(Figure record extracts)
::::

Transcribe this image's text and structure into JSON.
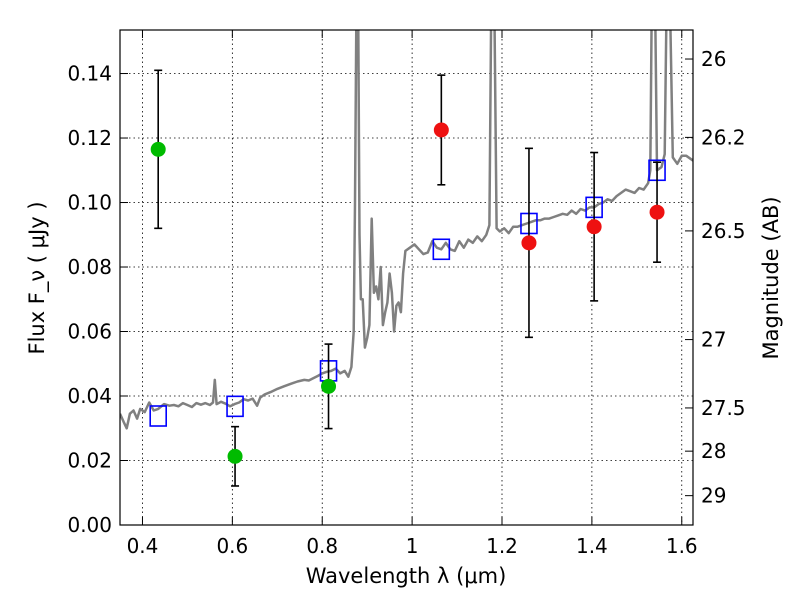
{
  "chart_data": {
    "type": "scatter",
    "xlabel": "Wavelength  λ (μm)",
    "ylabel": "Flux  F_ν  ( μJy )",
    "y2label": "Magnitude (AB)",
    "xlim": [
      0.35,
      1.625
    ],
    "ylim": [
      0.0,
      0.1535
    ],
    "grid": true,
    "x_ticks": [
      0.4,
      0.6,
      0.8,
      1.0,
      1.2,
      1.4,
      1.6
    ],
    "x_tick_labels": [
      "0.4",
      "0.6",
      "0.8",
      "1",
      "1.2",
      "1.4",
      "1.6"
    ],
    "y_ticks": [
      0.0,
      0.02,
      0.04,
      0.06,
      0.08,
      0.1,
      0.12,
      0.14
    ],
    "y_tick_labels": [
      "0.00",
      "0.02",
      "0.04",
      "0.06",
      "0.08",
      "0.10",
      "0.12",
      "0.14"
    ],
    "y2_ticks": [
      {
        "label": "26",
        "flux": 0.1445
      },
      {
        "label": "26.2",
        "flux": 0.1202
      },
      {
        "label": "26.5",
        "flux": 0.0912
      },
      {
        "label": "27",
        "flux": 0.0575
      },
      {
        "label": "27.5",
        "flux": 0.0363
      },
      {
        "label": "28",
        "flux": 0.0229
      },
      {
        "label": "29",
        "flux": 0.0091
      }
    ],
    "series": [
      {
        "marker": "circle",
        "color": "#00bb00",
        "points": [
          {
            "x": 0.435,
            "y": 0.1165,
            "err": 0.0245
          },
          {
            "x": 0.606,
            "y": 0.0213,
            "err": 0.0092
          },
          {
            "x": 0.814,
            "y": 0.043,
            "err": 0.0131
          }
        ]
      },
      {
        "marker": "circle",
        "color": "#ee1111",
        "points": [
          {
            "x": 1.065,
            "y": 0.1225,
            "err": 0.017
          },
          {
            "x": 1.26,
            "y": 0.0875,
            "err": 0.0293
          },
          {
            "x": 1.405,
            "y": 0.0925,
            "err": 0.023
          },
          {
            "x": 1.545,
            "y": 0.097,
            "err": 0.0155
          }
        ]
      },
      {
        "marker": "open-square",
        "color": "#0000ff",
        "points": [
          {
            "x": 0.435,
            "y": 0.0338
          },
          {
            "x": 0.606,
            "y": 0.0368
          },
          {
            "x": 0.814,
            "y": 0.0478
          },
          {
            "x": 1.065,
            "y": 0.0855
          },
          {
            "x": 1.26,
            "y": 0.0935
          },
          {
            "x": 1.405,
            "y": 0.0985
          },
          {
            "x": 1.545,
            "y": 0.11
          }
        ]
      },
      {
        "marker": "line",
        "color": "#808080",
        "points": [
          [
            0.35,
            0.0345
          ],
          [
            0.358,
            0.032
          ],
          [
            0.365,
            0.03
          ],
          [
            0.372,
            0.0345
          ],
          [
            0.38,
            0.0355
          ],
          [
            0.388,
            0.033
          ],
          [
            0.395,
            0.036
          ],
          [
            0.405,
            0.035
          ],
          [
            0.415,
            0.038
          ],
          [
            0.425,
            0.0355
          ],
          [
            0.435,
            0.036
          ],
          [
            0.448,
            0.0375
          ],
          [
            0.46,
            0.037
          ],
          [
            0.47,
            0.0372
          ],
          [
            0.48,
            0.0368
          ],
          [
            0.49,
            0.0378
          ],
          [
            0.5,
            0.0372
          ],
          [
            0.51,
            0.0366
          ],
          [
            0.52,
            0.0378
          ],
          [
            0.53,
            0.0373
          ],
          [
            0.54,
            0.0378
          ],
          [
            0.55,
            0.0372
          ],
          [
            0.557,
            0.038
          ],
          [
            0.561,
            0.045
          ],
          [
            0.565,
            0.0375
          ],
          [
            0.575,
            0.0382
          ],
          [
            0.585,
            0.0376
          ],
          [
            0.595,
            0.0368
          ],
          [
            0.605,
            0.0375
          ],
          [
            0.615,
            0.038
          ],
          [
            0.625,
            0.039
          ],
          [
            0.635,
            0.0386
          ],
          [
            0.645,
            0.0392
          ],
          [
            0.655,
            0.037
          ],
          [
            0.662,
            0.0395
          ],
          [
            0.672,
            0.0405
          ],
          [
            0.685,
            0.0412
          ],
          [
            0.7,
            0.0422
          ],
          [
            0.715,
            0.043
          ],
          [
            0.73,
            0.0438
          ],
          [
            0.745,
            0.0445
          ],
          [
            0.76,
            0.045
          ],
          [
            0.77,
            0.0448
          ],
          [
            0.78,
            0.0455
          ],
          [
            0.79,
            0.0462
          ],
          [
            0.8,
            0.047
          ],
          [
            0.81,
            0.0475
          ],
          [
            0.82,
            0.0478
          ],
          [
            0.83,
            0.0485
          ],
          [
            0.84,
            0.047
          ],
          [
            0.85,
            0.0478
          ],
          [
            0.858,
            0.046
          ],
          [
            0.865,
            0.049
          ],
          [
            0.87,
            0.06
          ],
          [
            0.873,
            0.1
          ],
          [
            0.876,
            0.16
          ],
          [
            0.88,
            0.16
          ],
          [
            0.883,
            0.09
          ],
          [
            0.886,
            0.07
          ],
          [
            0.89,
            0.07
          ],
          [
            0.895,
            0.055
          ],
          [
            0.9,
            0.058
          ],
          [
            0.905,
            0.062
          ],
          [
            0.91,
            0.095
          ],
          [
            0.915,
            0.072
          ],
          [
            0.92,
            0.074
          ],
          [
            0.925,
            0.07
          ],
          [
            0.93,
            0.08
          ],
          [
            0.935,
            0.062
          ],
          [
            0.94,
            0.066
          ],
          [
            0.945,
            0.069
          ],
          [
            0.95,
            0.078
          ],
          [
            0.955,
            0.072
          ],
          [
            0.96,
            0.06
          ],
          [
            0.965,
            0.068
          ],
          [
            0.97,
            0.069
          ],
          [
            0.975,
            0.066
          ],
          [
            0.98,
            0.078
          ],
          [
            0.985,
            0.085
          ],
          [
            0.995,
            0.086
          ],
          [
            1.005,
            0.087
          ],
          [
            1.015,
            0.0855
          ],
          [
            1.025,
            0.084
          ],
          [
            1.035,
            0.0845
          ],
          [
            1.045,
            0.088
          ],
          [
            1.055,
            0.086
          ],
          [
            1.065,
            0.0855
          ],
          [
            1.075,
            0.0875
          ],
          [
            1.085,
            0.0855
          ],
          [
            1.095,
            0.085
          ],
          [
            1.105,
            0.088
          ],
          [
            1.115,
            0.086
          ],
          [
            1.125,
            0.0885
          ],
          [
            1.135,
            0.0875
          ],
          [
            1.145,
            0.0895
          ],
          [
            1.155,
            0.088
          ],
          [
            1.165,
            0.09
          ],
          [
            1.172,
            0.093
          ],
          [
            1.176,
            0.16
          ],
          [
            1.183,
            0.16
          ],
          [
            1.188,
            0.092
          ],
          [
            1.195,
            0.091
          ],
          [
            1.205,
            0.092
          ],
          [
            1.215,
            0.0905
          ],
          [
            1.225,
            0.0925
          ],
          [
            1.235,
            0.0925
          ],
          [
            1.245,
            0.093
          ],
          [
            1.255,
            0.0935
          ],
          [
            1.265,
            0.094
          ],
          [
            1.275,
            0.0945
          ],
          [
            1.285,
            0.0945
          ],
          [
            1.295,
            0.095
          ],
          [
            1.305,
            0.095
          ],
          [
            1.315,
            0.0955
          ],
          [
            1.325,
            0.096
          ],
          [
            1.335,
            0.0965
          ],
          [
            1.345,
            0.0962
          ],
          [
            1.355,
            0.0975
          ],
          [
            1.365,
            0.0965
          ],
          [
            1.375,
            0.098
          ],
          [
            1.385,
            0.0975
          ],
          [
            1.395,
            0.0985
          ],
          [
            1.405,
            0.0985
          ],
          [
            1.415,
            0.0995
          ],
          [
            1.425,
            0.1
          ],
          [
            1.435,
            0.101
          ],
          [
            1.445,
            0.1005
          ],
          [
            1.455,
            0.102
          ],
          [
            1.465,
            0.103
          ],
          [
            1.475,
            0.104
          ],
          [
            1.485,
            0.1035
          ],
          [
            1.495,
            0.103
          ],
          [
            1.505,
            0.1045
          ],
          [
            1.515,
            0.104
          ],
          [
            1.525,
            0.106
          ],
          [
            1.53,
            0.11
          ],
          [
            1.533,
            0.16
          ],
          [
            1.541,
            0.16
          ],
          [
            1.545,
            0.11
          ],
          [
            1.555,
            0.111
          ],
          [
            1.562,
            0.115
          ],
          [
            1.566,
            0.16
          ],
          [
            1.574,
            0.16
          ],
          [
            1.58,
            0.114
          ],
          [
            1.59,
            0.112
          ],
          [
            1.6,
            0.1145
          ],
          [
            1.61,
            0.1145
          ],
          [
            1.625,
            0.113
          ]
        ]
      }
    ]
  }
}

::::

*Description of the task*
Find each line holding the string "marker" and copy it out.

*Exercise response*
        "marker": "circle",
        "marker": "circle",
        "marker": "open-square",
        "marker": "line",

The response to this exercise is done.